Repeat the listing exactly as given, omitting every image.
————————
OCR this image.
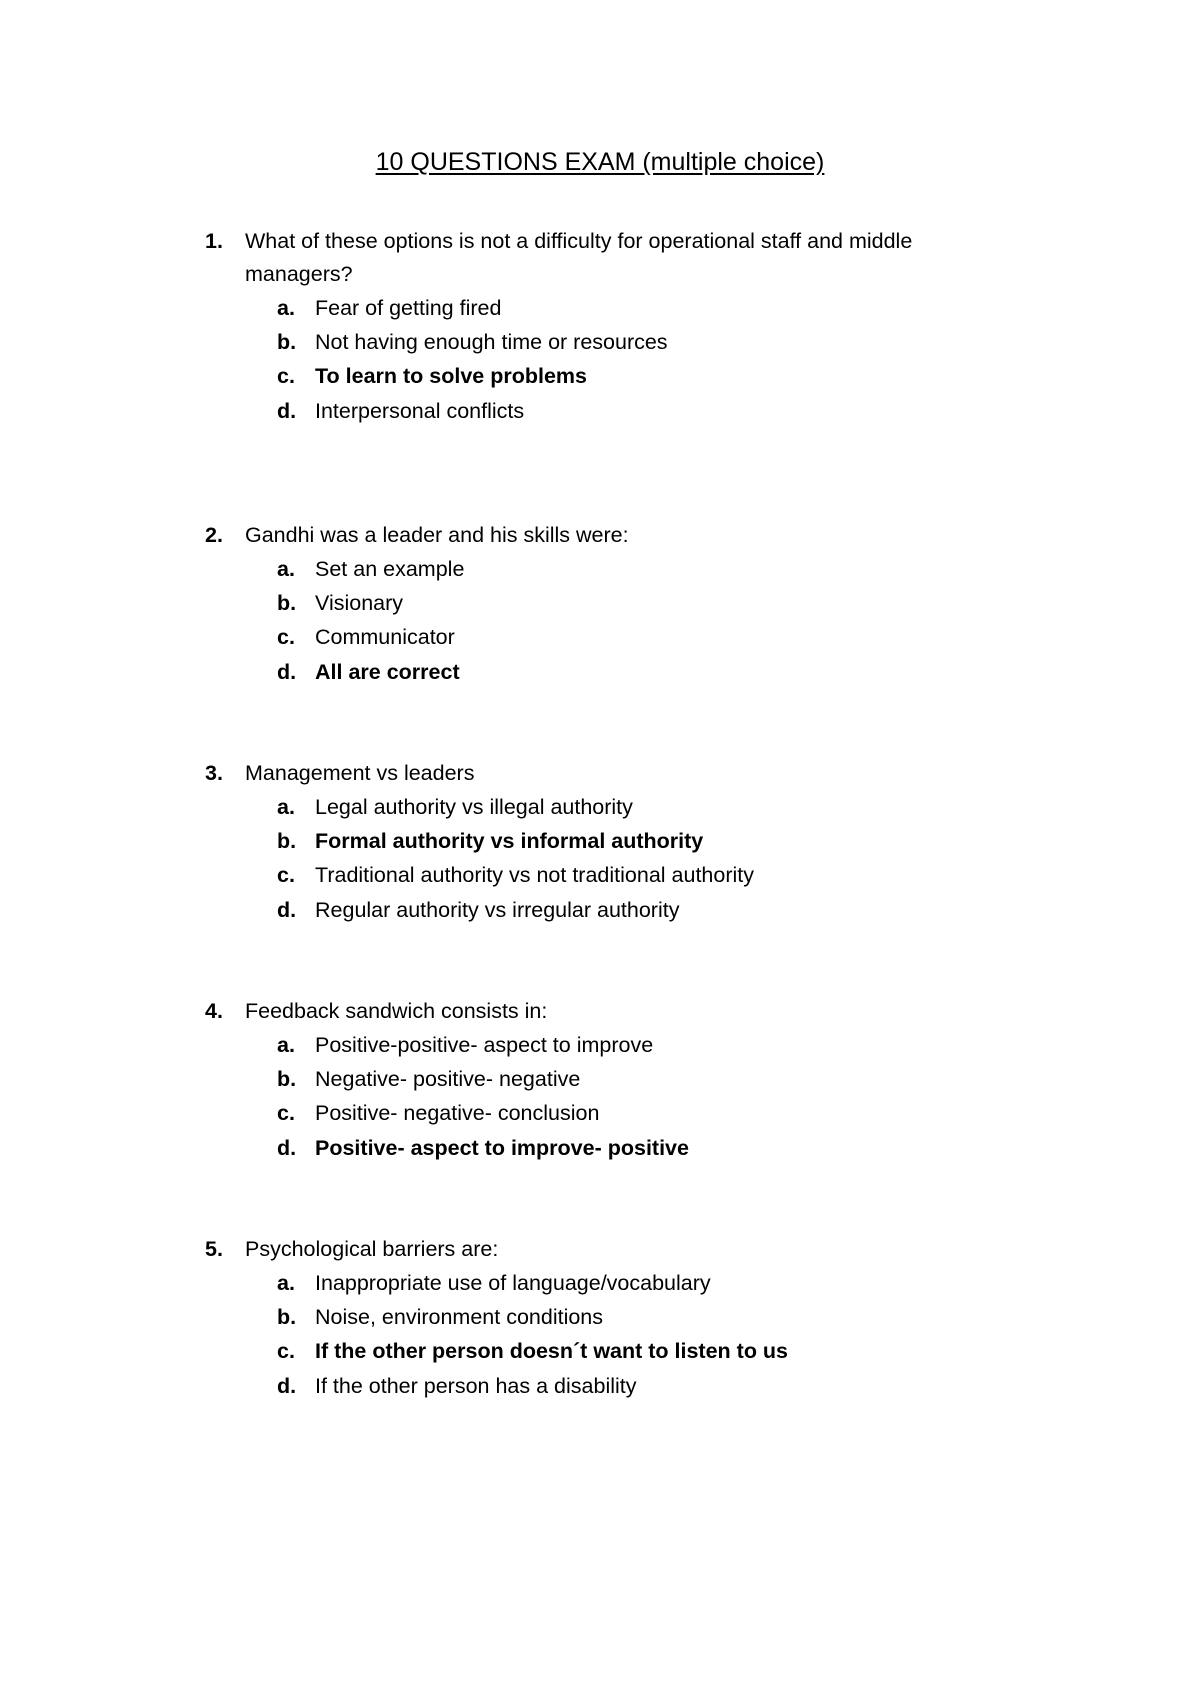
10 QUESTIONS EXAM (multiple choice)
1.	What of these options is not a difficulty for operational staff and middle managers?
a. Fear of getting fired
b. Not having enough time or resources
c. To learn to solve problems
d. Interpersonal conflicts
2.	Gandhi was a leader and his skills were:
a. Set an example
b. Visionary
c. Communicator
d. All are correct
3.	Management vs leaders
a. Legal authority vs illegal authority
b. Formal authority vs informal authority
c. Traditional authority vs not traditional authority
d. Regular authority vs irregular authority
4.	Feedback sandwich consists in:
a. Positive-positive- aspect to improve
b. Negative- positive- negative
c. Positive- negative- conclusion
d. Positive- aspect to improve- positive
5.	Psychological barriers are:
a. Inappropriate use of language/vocabulary
b. Noise, environment conditions
c. If the other person doesn´t want to listen to us
d. If the other person has a disability
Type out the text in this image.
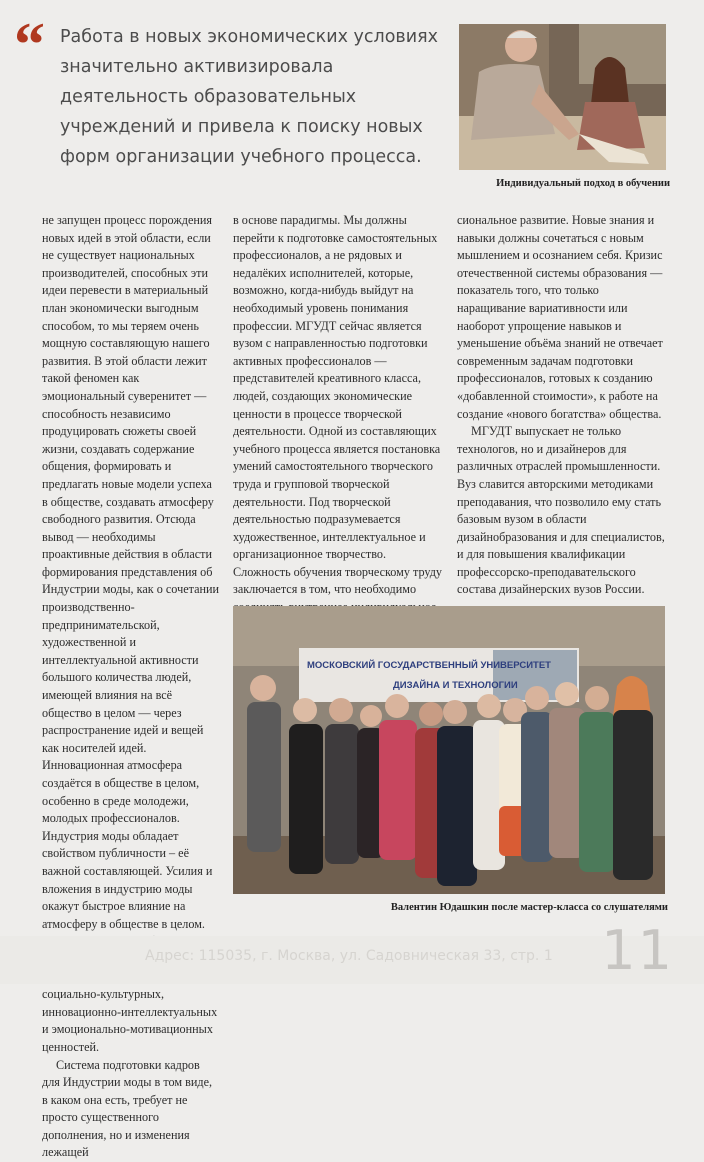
“ Работа в новых экономических условиях значительно активизировала деятельность образовательных учреждений и привела к поиску новых форм организации учебного процесса.
Индивидуальный подход в обучении

не запущен процесс порождения новых идей в этой области, если не существует национальных производителей, способных эти идеи перевести в материальный план экономически выгодным способом, то мы теряем очень мощную составляющую нашего развития. В этой области лежит такой феномен как эмоциональный суверенитет — способность независимо продуцировать сюжеты своей жизни, создавать содержание общения, формировать и предлагать новые модели успеха в обществе, создавать атмосферу свободного развития. Отсюда вывод — необходимы проактивные действия в области формирования представления об Индустрии моды, как о сочетании производственно-предпринимательской, художественной и интеллектуальной активности большого количества людей, имеющей влияния на всё общество в целом — через распространение идей и вещей как носителей идей. Инновационная атмосфера создаётся в обществе в целом, особенно в среде молодежи, молодых профессионалов. Индустрия моды обладает свойством публичности – её важной составляющей. Усилия и вложения в индустрию моды окажут быстрое влияние на атмосферу в обществе в целом. социально-культурных, инновационно-интеллектуальных и эмоционально-мотивационных ценностей.

Система подготовки кадров для Индустрии моды в том виде, в каком она есть, требует не просто существенного дополнения, но и изменения лежащей

в основе парадигмы. Мы должны перейти к подготовке самостоятельных профессионалов, а не рядовых и недалёких исполнителей, которые, возможно, когда-нибудь выйдут на необходимый уровень понимания профессии. МГУДТ сейчас является вузом с направленностью подготовки активных профессионалов — представителей креативного класса, людей, создающих экономические ценности в процессе творческой деятельности. Одной из составляющих учебного процесса является постановка умений самостоятельного творческого труда и групповой творческой деятельности. Под творческой деятельностью подразумевается художественное, интеллектуальное и организационное творчество. Сложность обучения творческому труду заключается в том, что необходимо

сиональное развитие. Новые знания и навыки должны сочетаться с новым мышлением и осознанием себя. Кризис отечественной системы образования — показатель того, что только наращивание вариативности или наоборот упрощение навыков и уменьшение объёма знаний не отвечает современным задачам подготовки профессионалов, готовых к созданию «добавленной стоимости», к работе на создание «нового богатства» общества.

МГУДТ выпускает не только технологов, но и дизайнеров для различных отраслей промышленности. Вуз славится авторскими методиками преподавания, что позволило ему стать базовым вузом в области дизайнобразования и для специалистов, и для повышения квалификации профессорско-преподавательского состава дизайнерских вузов России.

МОСКОВСКИЙ ГОСУДАРСТВЕННЫЙ УНИВЕРСИТЕТ
ДИЗАЙНА И ТЕХНОЛОГИИ
Валентин Юдашкин после мастер-класса со слушателями
Адрес: 115035, г. Москва, ул. Садовническая 33, стр. 1 11
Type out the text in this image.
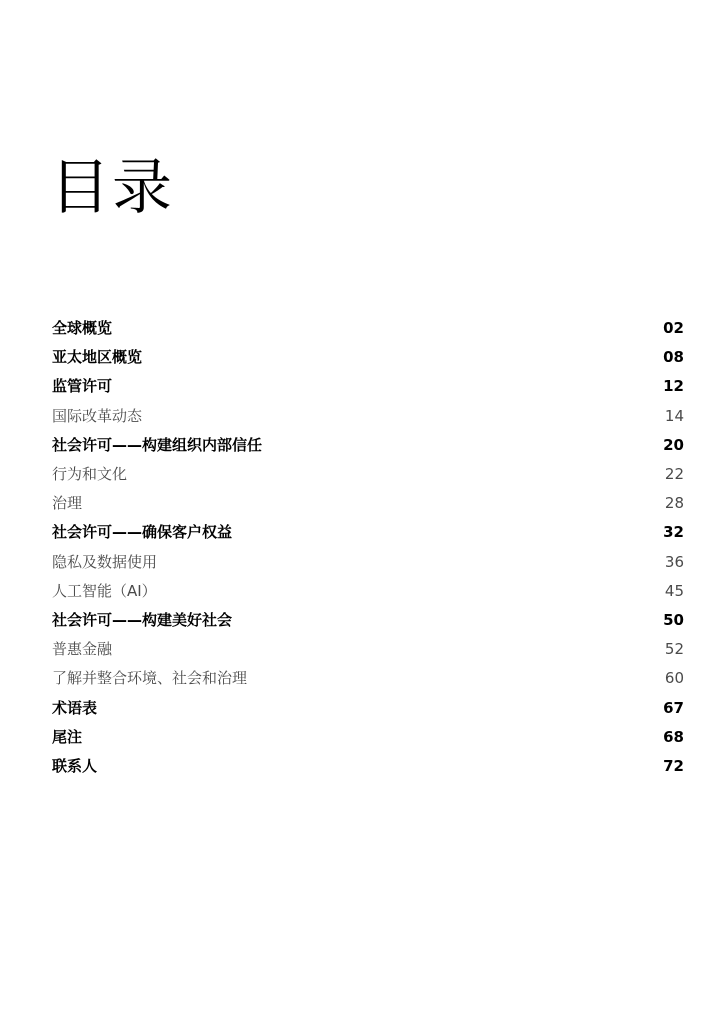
目录
全球概览	02
亚太地区概览	08
监管许可	12
国际改革动态	14
社会许可——构建组织内部信任	20
行为和文化	22
治理	28
社会许可——确保客户权益	32
隐私及数据使用	36
人工智能（AI）	45
社会许可——构建美好社会	50
普惠金融	52
了解并整合环境、社会和治理	60
术语表	67
尾注	68
联系人	72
————————
▶ **Response below**:
OCR this image.
10 QUESTIONS EXAM (multiple choice)
1.	What of these options is not a difficulty for operational staff and middle managers?
a. Fear of getting fired
b. Not having enough time or resources
c. To learn to solve problems
d. Interpersonal conflicts
2.	Gandhi was a leader and his skills were:
a. Set an example
b. Visionary
c. Communicator
d. All are correct
3.	Management vs leaders
a. Legal authority vs illegal authority
b. Formal authority vs informal authority
c. Traditional authority vs not traditional authority
d. Regular authority vs irregular authority
4.	Feedback sandwich consists in:
a. Positive-positive- aspect to improve
b. Negative- positive- negative
c. Positive- negative- conclusion
d. Positive- aspect to improve- positive
5.	Psychological barriers are:
a. Inappropriate use of language/vocabulary
b. Noise, environment conditions
c. If the other person doesn´t want to listen to us
d. If the other person has a disability
Type out the text in this image.
“ Работа в новых экономических условиях значительно активизировала деятельность образовательных учреждений и привела к поиску новых форм организации учебного процесса.
Индивидуальный подход в обучении

не запущен процесс порождения новых идей в этой области, если не существует национальных производителей, способных эти идеи перевести в материальный план экономически выгодным способом, то мы теряем очень мощную составляющую нашего развития. В этой области лежит такой феномен как эмоциональный суверенитет — способность независимо продуцировать сюжеты своей жизни, создавать содержание общения, формировать и предлагать новые модели успеха в обществе, создавать атмосферу свободного развития. Отсюда вывод — необходимы проактивные действия в области формирования представления об Индустрии моды, как о сочетании производственно-предпринимательской, художественной и интеллектуальной активности большого количества людей, имеющей влияния на всё общество в целом — через распространение идей и вещей как носителей идей. Инновационная атмосфера создаётся в обществе в целом, особенно в среде молодежи, молодых профессионалов. Индустрия моды обладает свойством публичности – её важной составляющей. Усилия и вложения в индустрию моды окажут быстрое влияние на атмосферу в обществе в целом. социально-культурных, инновационно-интеллектуальных и эмоционально-мотивационных ценностей.

Система подготовки кадров для Индустрии моды в том виде, в каком она есть, требует не просто существенного дополнения, но и изменения лежащей

в основе парадигмы. Мы должны перейти к подготовке самостоятельных профессионалов, а не рядовых и недалёких исполнителей, которые, возможно, когда-нибудь выйдут на необходимый уровень понимания профессии. МГУДТ сейчас является вузом с направленностью подготовки активных профессионалов — представителей креативного класса, людей, создающих экономические ценности в процессе творческой деятельности. Одной из составляющих учебного процесса является постановка умений самостоятельного творческого труда и групповой творческой деятельности. Под творческой деятельностью подразумевается художественное, интеллектуальное и организационное творчество. Сложность обучения творческому труду заключается в том, что необходимо

сиональное развитие. Новые знания и навыки должны сочетаться с новым мышлением и осознанием себя. Кризис отечественной системы образования — показатель того, что только наращивание вариативности или наоборот упрощение навыков и уменьшение объёма знаний не отвечает современным задачам подготовки профессионалов, готовых к созданию «добавленной стоимости», к работе на создание «нового богатства» общества.

МГУДТ выпускает не только технологов, но и дизайнеров для различных отраслей промышленности. Вуз славится авторскими методиками преподавания, что позволило ему стать базовым вузом в области дизайнобразования и для специалистов, и для повышения квалификации профессорско-преподавательского состава дизайнерских вузов России.

МОСКОВСКИЙ ГОСУДАРСТВЕННЫЙ УНИВЕРСИТЕТ
ДИЗАЙНА И ТЕХНОЛОГИИ
Валентин Юдашкин после мастер-класса со слушателями
Адрес: 115035, г. Москва, ул. Садовническая 33, стр. 1 11
Type out the text in this image.
目录
全球概览	02
亚太地区概览	08
监管许可	12
国际改革动态	14
社会许可——构建组织内部信任	20
行为和文化	22
治理	28
社会许可——确保客户权益	32
隐私及数据使用	36
人工智能（AI）	45
社会许可——构建美好社会	50
普惠金融	52
了解并整合环境、社会和治理	60
术语表	67
尾注	68
联系人	72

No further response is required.